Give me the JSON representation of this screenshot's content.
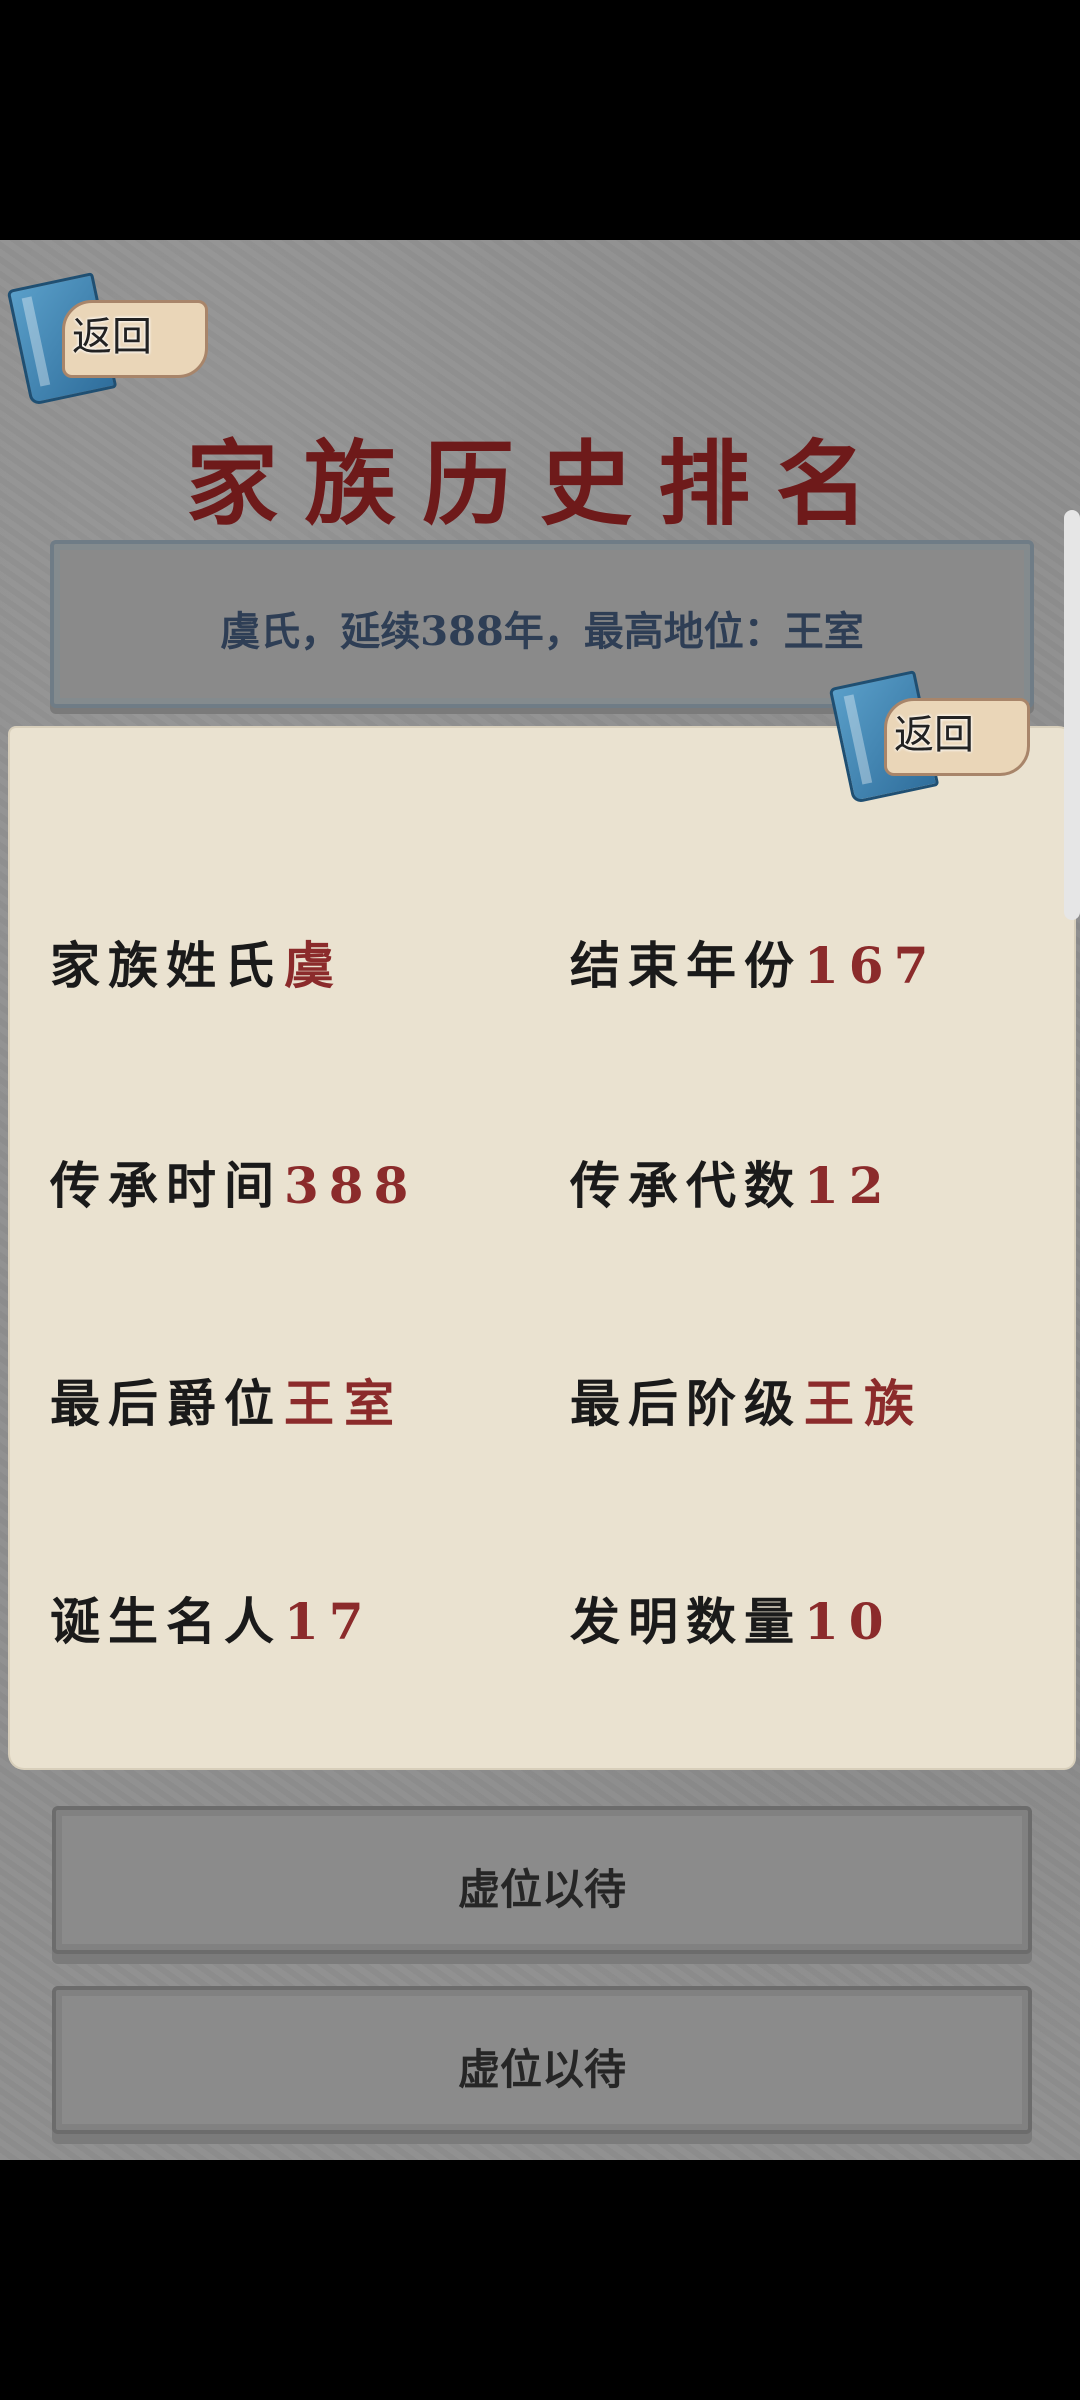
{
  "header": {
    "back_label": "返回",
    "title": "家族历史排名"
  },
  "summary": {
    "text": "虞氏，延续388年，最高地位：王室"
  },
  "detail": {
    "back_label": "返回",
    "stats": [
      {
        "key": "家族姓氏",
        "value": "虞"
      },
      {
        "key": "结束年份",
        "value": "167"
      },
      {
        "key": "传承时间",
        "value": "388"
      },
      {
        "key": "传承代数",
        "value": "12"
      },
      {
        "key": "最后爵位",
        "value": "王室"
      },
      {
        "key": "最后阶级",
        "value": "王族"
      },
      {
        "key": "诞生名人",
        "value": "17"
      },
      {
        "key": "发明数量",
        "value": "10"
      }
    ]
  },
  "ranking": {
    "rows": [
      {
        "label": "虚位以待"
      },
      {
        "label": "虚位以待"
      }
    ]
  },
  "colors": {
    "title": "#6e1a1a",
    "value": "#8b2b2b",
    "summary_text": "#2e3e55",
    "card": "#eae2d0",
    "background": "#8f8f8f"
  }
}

-*-*-

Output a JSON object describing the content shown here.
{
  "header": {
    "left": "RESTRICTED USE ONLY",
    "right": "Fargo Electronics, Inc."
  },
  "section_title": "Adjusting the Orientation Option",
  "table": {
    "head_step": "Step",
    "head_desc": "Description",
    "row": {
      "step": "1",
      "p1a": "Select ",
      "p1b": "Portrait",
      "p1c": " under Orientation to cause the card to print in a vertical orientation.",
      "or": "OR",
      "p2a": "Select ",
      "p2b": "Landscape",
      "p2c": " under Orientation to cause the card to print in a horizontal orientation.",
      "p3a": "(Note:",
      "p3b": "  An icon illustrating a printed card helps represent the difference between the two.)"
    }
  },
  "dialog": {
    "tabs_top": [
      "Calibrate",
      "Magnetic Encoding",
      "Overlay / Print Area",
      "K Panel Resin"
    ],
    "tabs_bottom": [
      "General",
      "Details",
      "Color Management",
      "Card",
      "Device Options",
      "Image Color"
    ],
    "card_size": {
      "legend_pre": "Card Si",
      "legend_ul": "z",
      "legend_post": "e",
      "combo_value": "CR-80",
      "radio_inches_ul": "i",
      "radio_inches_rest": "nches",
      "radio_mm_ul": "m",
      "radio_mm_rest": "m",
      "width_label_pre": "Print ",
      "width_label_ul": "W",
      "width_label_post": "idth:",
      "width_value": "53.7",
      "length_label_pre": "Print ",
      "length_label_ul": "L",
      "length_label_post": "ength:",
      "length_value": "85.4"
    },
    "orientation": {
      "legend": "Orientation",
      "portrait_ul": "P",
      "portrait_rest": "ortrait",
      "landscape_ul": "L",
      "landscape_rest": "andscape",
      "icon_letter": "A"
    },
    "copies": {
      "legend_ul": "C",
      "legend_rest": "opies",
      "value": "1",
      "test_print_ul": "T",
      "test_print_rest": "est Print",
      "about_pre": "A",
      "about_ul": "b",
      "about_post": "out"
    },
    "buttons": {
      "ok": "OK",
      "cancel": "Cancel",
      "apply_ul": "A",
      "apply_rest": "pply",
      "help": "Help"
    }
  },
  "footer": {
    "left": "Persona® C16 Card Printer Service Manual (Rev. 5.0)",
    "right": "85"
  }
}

-*-*-

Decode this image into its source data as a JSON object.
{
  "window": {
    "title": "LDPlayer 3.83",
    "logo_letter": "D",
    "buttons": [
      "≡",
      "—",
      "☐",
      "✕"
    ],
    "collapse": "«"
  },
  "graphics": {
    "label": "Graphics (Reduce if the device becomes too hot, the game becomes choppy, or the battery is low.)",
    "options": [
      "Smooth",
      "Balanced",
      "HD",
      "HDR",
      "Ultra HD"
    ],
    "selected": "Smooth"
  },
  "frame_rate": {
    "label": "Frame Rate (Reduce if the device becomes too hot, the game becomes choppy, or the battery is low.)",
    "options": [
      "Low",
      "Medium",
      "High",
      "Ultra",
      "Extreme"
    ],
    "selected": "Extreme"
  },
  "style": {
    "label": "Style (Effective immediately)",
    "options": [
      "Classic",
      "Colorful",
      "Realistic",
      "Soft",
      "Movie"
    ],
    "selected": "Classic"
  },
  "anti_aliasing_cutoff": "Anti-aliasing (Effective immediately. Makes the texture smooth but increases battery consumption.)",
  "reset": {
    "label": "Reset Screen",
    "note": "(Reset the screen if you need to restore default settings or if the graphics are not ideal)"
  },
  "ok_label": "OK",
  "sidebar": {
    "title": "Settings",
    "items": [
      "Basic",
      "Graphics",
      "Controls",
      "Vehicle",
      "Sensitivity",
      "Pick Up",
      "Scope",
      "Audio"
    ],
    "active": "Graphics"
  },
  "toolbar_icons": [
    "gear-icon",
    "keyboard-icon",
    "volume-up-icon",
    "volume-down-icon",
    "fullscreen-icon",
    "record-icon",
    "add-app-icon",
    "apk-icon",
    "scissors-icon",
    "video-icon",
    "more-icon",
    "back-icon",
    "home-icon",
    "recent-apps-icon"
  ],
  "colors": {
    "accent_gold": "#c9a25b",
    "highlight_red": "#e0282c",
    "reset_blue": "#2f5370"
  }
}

-*-*-

Short exercise>
Write out every line of the entries that holds the word "becomes".

Task solution>
    "label": "Graphics (Reduce if the device becomes too hot, the game becomes choppy, or the battery is low.)",
    "label": "Frame Rate (Reduce if the device becomes too hot, the game becomes choppy, or the battery is low.)",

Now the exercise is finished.